Open Bug 238146 Opened 21 years ago Updated 2 years ago

CERT_IsCACert() misidentifies v3 self-signed certs as CAs

Categories

(NSS :: Libraries, defect, P3)

Tracking

(Not tracked)

REOPENED

People

(Reporter: jgmyers, Unassigned)

Details

(Keywords: regression)

Attachments

(1 file)

The fix to bug 178692 has caused a regression in PSM where it miscategorizes all self-signed certs as Certificate Authorities. Not all self-signed certs are capable of signing other certs, thus are not CA certs.
John, I think you meant the fix to bug 171224 has caused this regression, right?
Assignee: wchang0222 → MisterSSL
Keywords: regression
Correct, it was the fix to bug 171224 that caused the regression.
Attached patch Simplistic fixSplinter Review
Someone would also need to audit all the other calls to CERT_IsCACert() to check whether or not they also want to test cert->isRoot
Not all self-signed certs are categorized as CAs. Only those which do not have extensions or trust settings restricting them from being CAs are. The cert in question must not have the basicConstraints or nsCertType extensions present, in which case it is valid as a CA, even if that is not its intended usage.
Per RFC 3280 4.2.1.10 paragraph 4, certificates that do not have a basic constraints extension are not usable as CAs. So certificates which omit both the basicConstraints and nsCertType extensions are not valid for use as CAs.
The cert in question is an X509 v1 cert. As such, it has no extensions. It cannot have a basic constraints extension. Yet that does not mean that it cannot be a CA cert or a root CA cert. NSS has always chosen to identify self-issued X509 v1 certs as root CA certs. Indeed many of the trusted root CA certs are precisely self issued v1 certs. Such certs may also be used for non-CA purposes, if they are trusted for those purposes, e.g. trusted as SSL "peers" or SMIME "peers". The cited statement in RCC 3280 applies to X509 v3 certs. It applies to certs conforming to that profile. V1 certs to not conform to the profile. They are still widely used as root CA certs today, and are grandfathered in. The real issue, in this case, is that there is a software company whose software produces self-issed self-signed v1 certs for SSL servers. Those certs always have serial number zero, by the way. Once the certs are marked as trusted for use as SSL peers, NSS has no trouble with them ... until the user inevitably generates a second cert with the same subject (and issuer) names, which also has serial number zero. Then it runs afoul of thd duplicate issuer and serial problem.
Status: NEW → RESOLVED
Closed: 21 years ago
Resolution: --- → INVALID
CERT_IsCACert() will identify an extensionless v3 self-signed cert as a CA cert. It should only do so for v1 and v2 certs.

RECORD SET:
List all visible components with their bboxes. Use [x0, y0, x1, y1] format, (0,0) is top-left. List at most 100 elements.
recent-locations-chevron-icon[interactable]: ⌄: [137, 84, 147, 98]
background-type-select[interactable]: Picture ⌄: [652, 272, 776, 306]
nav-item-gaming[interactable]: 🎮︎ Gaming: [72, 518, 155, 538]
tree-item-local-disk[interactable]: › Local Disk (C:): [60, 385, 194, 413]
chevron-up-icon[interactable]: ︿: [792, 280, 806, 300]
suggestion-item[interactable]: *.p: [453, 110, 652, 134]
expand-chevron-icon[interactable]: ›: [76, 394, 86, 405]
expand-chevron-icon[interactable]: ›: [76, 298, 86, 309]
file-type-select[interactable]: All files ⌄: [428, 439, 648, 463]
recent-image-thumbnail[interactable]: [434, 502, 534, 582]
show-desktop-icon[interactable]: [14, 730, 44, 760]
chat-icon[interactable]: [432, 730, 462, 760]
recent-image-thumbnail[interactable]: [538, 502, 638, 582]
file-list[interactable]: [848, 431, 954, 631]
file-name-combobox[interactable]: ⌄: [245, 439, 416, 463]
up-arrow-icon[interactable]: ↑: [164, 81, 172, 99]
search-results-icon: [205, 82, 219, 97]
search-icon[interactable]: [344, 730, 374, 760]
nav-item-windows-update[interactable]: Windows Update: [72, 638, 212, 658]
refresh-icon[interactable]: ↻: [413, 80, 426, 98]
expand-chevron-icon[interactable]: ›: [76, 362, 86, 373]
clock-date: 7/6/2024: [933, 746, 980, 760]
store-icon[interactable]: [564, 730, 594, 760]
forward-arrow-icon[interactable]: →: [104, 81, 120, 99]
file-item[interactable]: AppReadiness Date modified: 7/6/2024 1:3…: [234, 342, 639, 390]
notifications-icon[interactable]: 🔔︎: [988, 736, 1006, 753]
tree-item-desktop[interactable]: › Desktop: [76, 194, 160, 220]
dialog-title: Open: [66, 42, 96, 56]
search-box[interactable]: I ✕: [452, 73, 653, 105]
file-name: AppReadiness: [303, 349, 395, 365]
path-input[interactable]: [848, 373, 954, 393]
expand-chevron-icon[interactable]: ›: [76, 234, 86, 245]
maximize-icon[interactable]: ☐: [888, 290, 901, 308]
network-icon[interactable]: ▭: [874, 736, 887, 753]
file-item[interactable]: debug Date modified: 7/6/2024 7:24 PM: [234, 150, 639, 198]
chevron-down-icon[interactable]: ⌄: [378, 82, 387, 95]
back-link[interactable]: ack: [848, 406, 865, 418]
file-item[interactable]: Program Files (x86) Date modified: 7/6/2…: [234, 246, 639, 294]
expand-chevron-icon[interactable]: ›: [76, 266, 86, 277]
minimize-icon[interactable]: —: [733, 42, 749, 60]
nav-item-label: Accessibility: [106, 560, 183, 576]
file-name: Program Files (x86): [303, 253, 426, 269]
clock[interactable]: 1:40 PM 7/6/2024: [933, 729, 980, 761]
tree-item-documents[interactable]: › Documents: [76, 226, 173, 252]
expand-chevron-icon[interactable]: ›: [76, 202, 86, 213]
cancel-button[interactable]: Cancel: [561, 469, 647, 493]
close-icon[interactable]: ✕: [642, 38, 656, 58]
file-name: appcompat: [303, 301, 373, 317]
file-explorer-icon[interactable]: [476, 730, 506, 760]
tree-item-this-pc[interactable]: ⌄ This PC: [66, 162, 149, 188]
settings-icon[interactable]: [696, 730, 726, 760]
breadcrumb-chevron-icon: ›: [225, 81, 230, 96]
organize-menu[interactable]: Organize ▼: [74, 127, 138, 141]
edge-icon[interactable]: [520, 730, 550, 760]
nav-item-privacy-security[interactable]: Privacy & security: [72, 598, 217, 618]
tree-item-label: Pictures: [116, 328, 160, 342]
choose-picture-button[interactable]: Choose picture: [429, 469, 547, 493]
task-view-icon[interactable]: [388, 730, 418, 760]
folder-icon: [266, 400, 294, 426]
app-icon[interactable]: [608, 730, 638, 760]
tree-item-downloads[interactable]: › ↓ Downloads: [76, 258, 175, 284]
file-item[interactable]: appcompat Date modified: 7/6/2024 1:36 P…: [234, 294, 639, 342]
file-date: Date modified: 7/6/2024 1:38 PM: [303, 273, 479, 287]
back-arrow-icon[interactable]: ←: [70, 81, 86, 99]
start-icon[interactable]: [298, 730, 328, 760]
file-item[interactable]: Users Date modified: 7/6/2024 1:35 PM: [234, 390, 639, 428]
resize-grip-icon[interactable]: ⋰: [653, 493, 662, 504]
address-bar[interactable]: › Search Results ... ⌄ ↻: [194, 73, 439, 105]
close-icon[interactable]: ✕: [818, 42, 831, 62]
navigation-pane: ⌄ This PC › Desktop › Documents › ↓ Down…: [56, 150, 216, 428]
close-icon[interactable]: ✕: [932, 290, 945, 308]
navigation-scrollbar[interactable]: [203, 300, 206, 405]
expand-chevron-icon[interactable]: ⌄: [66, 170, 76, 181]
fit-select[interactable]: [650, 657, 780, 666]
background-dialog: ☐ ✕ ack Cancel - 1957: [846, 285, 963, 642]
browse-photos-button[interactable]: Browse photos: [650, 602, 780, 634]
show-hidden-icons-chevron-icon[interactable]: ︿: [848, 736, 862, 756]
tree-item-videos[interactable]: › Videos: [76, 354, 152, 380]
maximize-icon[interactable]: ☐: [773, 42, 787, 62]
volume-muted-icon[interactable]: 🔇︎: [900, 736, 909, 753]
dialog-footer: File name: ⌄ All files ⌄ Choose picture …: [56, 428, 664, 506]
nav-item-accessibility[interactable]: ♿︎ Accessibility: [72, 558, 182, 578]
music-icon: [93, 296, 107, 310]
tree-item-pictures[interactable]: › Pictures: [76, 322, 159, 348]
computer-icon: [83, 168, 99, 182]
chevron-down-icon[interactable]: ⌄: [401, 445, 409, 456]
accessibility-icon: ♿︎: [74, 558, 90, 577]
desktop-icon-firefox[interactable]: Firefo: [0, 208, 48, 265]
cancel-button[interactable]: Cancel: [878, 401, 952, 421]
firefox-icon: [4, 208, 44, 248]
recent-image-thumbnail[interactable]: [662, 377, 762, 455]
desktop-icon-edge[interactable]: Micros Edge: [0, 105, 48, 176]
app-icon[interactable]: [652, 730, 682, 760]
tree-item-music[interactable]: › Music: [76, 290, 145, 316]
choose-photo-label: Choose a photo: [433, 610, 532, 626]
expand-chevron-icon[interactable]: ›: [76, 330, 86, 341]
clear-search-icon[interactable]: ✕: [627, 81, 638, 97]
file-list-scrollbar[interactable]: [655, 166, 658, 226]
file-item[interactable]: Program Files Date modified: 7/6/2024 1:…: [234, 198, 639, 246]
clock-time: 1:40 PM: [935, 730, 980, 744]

WHAT TO WORK ON: In the bug report, begin at "Attachments" and stop after "caused the regression.". Retype that stretch word for word.

PROBLEM SOLUTION:
Attachments

(1 file)

The fix to bug 178692 has caused a regression in PSM where it miscategorizes all self-signed certs as Certificate Authorities. Not all self-signed certs are capable of signing other certs, thus are not CA certs.
John, I think you meant the fix to bug 171224 has caused this regression, right?
Assignee: wchang0222 → MisterSSL
Keywords: regression
Correct, it was the fix to bug 171224 that caused the regression.